Work instructions: In the entries, find all lines that hold the word "Константин" and copy them.

________________________

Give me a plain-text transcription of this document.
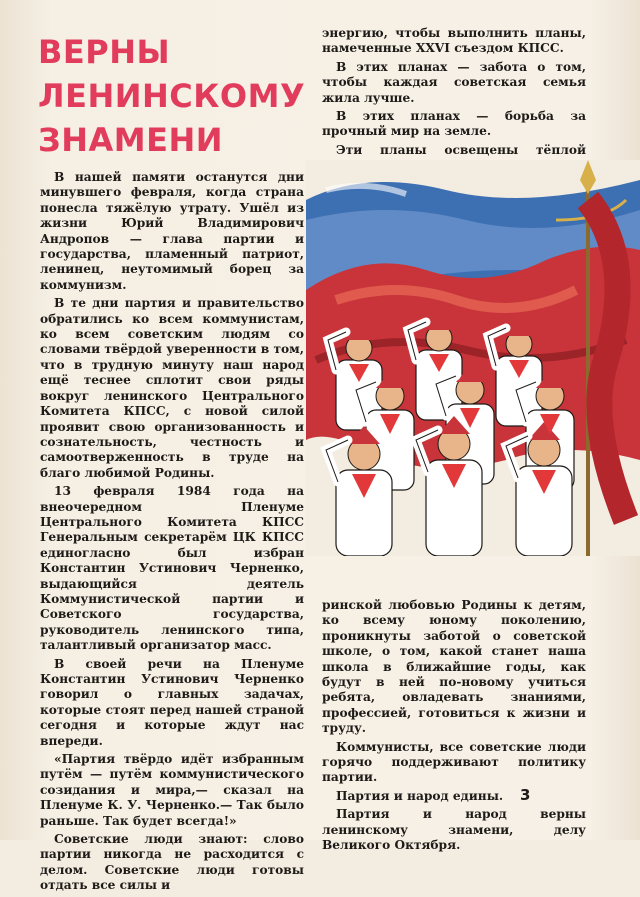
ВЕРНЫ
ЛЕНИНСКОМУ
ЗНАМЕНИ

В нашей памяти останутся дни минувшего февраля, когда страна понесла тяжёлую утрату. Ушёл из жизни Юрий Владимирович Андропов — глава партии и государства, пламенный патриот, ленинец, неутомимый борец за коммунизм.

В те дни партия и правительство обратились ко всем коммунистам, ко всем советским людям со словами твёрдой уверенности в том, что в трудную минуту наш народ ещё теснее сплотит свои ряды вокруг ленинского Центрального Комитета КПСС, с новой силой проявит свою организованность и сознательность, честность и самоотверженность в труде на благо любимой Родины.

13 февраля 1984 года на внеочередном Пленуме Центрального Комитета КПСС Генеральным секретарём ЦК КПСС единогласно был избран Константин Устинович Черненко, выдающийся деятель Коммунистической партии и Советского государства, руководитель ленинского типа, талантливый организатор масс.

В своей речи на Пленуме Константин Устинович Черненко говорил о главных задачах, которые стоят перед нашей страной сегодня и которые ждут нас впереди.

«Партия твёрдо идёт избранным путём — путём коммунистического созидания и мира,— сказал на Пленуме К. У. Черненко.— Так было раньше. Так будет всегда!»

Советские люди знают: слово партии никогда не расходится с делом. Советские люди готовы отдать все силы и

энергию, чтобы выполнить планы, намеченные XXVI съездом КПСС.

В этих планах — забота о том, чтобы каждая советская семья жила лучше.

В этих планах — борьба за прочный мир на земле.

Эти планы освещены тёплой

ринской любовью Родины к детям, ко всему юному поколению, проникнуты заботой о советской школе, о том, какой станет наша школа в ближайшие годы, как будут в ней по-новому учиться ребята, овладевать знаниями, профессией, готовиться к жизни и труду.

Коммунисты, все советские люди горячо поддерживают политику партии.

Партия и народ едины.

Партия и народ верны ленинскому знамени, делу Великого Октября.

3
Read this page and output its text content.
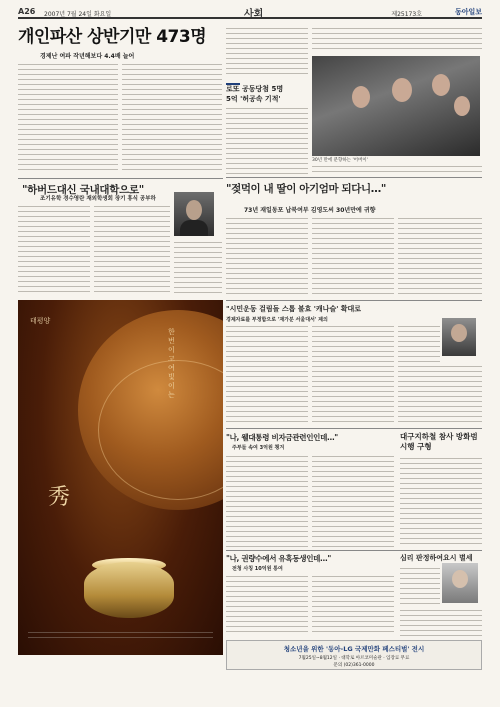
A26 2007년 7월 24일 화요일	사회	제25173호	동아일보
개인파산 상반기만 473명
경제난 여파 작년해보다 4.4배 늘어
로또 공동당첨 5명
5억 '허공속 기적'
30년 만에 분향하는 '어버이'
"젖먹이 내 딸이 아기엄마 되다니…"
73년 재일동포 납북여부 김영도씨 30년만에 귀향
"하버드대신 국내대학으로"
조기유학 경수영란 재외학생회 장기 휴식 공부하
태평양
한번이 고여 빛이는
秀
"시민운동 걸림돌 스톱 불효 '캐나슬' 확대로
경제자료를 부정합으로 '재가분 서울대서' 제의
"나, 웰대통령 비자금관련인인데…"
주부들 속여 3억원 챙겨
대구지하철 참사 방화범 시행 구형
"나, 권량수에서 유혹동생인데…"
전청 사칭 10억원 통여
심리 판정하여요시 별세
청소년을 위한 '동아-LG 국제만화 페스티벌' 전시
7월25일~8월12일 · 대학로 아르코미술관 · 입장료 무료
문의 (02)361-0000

________________________

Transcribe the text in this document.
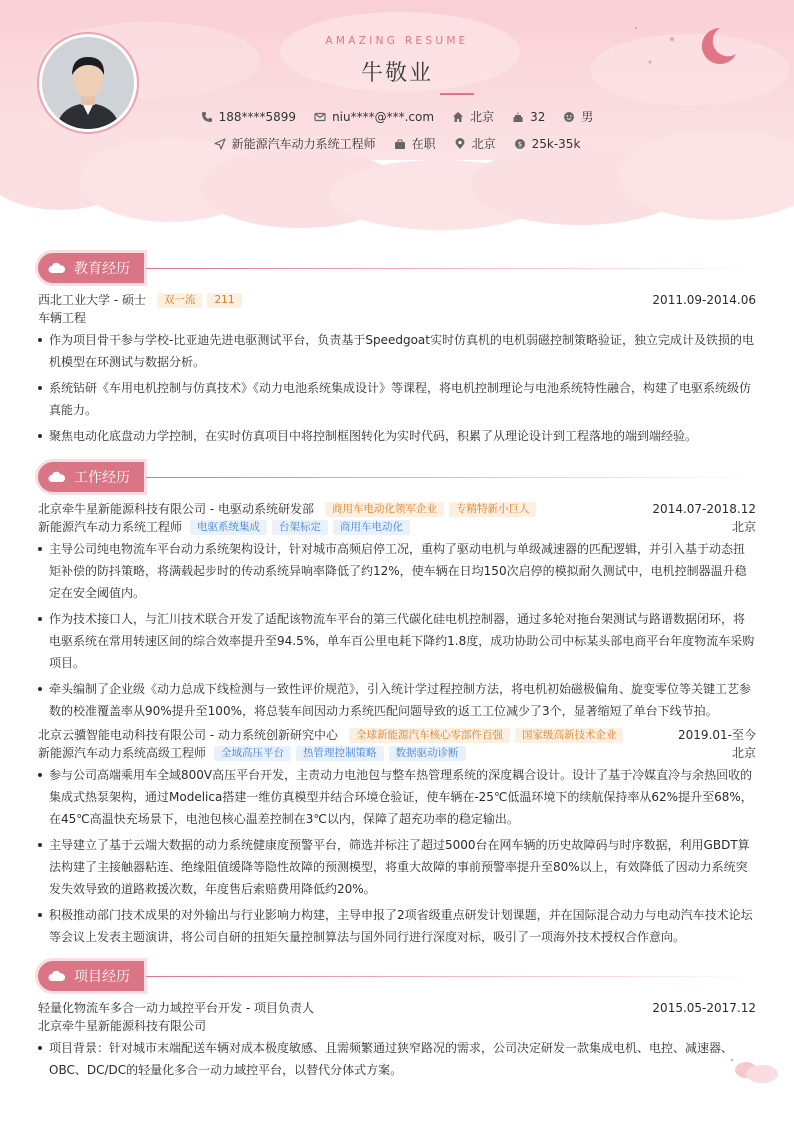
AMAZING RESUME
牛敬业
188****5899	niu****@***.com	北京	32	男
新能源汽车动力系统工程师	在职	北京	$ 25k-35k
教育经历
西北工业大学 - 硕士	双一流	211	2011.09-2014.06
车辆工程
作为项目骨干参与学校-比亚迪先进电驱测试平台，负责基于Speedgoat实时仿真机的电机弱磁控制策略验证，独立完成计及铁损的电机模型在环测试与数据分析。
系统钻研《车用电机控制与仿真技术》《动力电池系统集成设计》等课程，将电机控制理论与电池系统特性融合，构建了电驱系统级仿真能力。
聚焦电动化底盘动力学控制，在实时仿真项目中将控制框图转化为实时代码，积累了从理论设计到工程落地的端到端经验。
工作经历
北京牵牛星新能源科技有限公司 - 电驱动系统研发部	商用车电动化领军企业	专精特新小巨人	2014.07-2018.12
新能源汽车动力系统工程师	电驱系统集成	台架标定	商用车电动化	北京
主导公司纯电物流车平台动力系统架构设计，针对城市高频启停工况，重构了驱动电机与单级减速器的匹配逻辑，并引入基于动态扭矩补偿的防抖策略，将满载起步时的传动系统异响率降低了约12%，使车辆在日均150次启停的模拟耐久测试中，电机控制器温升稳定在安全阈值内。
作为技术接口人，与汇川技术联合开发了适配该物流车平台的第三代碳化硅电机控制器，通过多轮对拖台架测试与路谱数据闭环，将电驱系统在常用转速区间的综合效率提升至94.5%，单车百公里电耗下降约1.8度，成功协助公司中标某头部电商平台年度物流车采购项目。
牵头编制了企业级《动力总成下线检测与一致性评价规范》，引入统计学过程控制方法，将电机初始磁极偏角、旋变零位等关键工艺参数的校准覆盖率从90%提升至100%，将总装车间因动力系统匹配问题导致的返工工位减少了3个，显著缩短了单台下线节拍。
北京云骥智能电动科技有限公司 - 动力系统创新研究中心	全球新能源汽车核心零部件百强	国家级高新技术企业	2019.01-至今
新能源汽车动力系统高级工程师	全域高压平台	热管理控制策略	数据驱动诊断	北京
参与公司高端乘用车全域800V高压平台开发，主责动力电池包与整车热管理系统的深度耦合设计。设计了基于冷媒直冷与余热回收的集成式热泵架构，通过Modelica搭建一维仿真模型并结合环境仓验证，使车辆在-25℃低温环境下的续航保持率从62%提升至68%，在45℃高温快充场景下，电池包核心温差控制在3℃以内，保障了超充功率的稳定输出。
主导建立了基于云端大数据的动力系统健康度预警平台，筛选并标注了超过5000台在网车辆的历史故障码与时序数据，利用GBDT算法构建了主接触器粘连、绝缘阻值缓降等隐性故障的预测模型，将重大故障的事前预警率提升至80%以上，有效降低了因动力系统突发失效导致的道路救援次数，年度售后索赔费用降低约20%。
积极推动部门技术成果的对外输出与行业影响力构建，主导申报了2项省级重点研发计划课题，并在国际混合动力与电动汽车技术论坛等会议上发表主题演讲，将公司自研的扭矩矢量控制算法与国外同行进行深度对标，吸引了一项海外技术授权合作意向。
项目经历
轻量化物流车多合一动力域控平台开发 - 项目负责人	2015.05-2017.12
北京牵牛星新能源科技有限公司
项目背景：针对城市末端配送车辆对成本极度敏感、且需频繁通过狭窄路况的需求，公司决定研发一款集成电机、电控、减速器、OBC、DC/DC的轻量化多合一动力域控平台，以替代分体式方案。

________________________

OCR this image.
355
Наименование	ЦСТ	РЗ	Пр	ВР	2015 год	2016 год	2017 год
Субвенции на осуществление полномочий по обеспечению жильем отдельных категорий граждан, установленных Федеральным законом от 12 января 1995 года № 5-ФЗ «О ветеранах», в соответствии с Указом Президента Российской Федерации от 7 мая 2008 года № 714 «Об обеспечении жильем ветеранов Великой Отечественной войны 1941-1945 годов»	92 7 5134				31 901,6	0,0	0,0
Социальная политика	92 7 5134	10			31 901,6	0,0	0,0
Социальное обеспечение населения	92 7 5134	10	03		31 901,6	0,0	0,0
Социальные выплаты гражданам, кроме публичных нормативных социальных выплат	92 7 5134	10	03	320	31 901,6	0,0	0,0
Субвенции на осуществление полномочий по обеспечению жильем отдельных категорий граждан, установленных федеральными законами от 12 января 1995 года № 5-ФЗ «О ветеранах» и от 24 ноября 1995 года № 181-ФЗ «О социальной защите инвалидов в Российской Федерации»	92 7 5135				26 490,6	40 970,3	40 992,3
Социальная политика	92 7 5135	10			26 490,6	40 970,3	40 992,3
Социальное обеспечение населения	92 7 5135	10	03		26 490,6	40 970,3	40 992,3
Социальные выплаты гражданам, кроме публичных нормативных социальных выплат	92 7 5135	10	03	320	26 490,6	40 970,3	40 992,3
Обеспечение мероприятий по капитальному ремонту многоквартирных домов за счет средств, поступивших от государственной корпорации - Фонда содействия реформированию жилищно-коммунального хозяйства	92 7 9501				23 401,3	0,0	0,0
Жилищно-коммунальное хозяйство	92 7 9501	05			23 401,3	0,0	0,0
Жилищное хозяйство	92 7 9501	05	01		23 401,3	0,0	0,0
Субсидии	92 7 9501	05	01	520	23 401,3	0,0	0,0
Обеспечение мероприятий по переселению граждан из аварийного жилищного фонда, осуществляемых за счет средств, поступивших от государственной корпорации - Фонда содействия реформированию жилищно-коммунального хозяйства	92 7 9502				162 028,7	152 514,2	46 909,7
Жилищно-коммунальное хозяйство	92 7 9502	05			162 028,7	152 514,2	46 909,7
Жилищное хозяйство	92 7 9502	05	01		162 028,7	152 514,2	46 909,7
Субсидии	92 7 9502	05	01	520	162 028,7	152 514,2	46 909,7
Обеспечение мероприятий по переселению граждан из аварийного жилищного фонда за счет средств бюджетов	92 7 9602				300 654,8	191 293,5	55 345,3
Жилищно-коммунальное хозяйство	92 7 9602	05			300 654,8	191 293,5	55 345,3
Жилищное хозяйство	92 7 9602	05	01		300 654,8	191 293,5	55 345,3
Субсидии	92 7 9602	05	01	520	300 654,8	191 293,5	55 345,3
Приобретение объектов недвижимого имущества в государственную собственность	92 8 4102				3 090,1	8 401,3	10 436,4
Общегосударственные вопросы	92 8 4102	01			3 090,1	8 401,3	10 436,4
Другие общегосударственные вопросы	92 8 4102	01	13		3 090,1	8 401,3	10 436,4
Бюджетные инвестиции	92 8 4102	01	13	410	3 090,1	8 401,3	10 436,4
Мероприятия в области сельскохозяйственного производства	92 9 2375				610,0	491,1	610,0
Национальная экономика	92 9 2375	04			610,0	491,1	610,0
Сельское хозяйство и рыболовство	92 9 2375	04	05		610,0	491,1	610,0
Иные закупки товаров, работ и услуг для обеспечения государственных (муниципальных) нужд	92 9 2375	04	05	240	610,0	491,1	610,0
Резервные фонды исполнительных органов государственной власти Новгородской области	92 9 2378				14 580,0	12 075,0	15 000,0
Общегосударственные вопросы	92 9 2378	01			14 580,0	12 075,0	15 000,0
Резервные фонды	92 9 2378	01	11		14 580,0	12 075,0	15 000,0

________________________

Answer to this problem:
13 февраля 1984 года на внеочередном Пленуме Центрального Комитета КПСС Генеральным секретарём ЦК КПСС единогласно был избран Константин Устинович Черненко, выдающийся деятель Коммунистической партии и Советского государства, руководитель ленинского типа, талантливый организатор масс.
В своей речи на Пленуме Константин Устинович Черненко говорил о главных задачах, которые стоят перед нашей страной сегодня и которые ждут нас впереди.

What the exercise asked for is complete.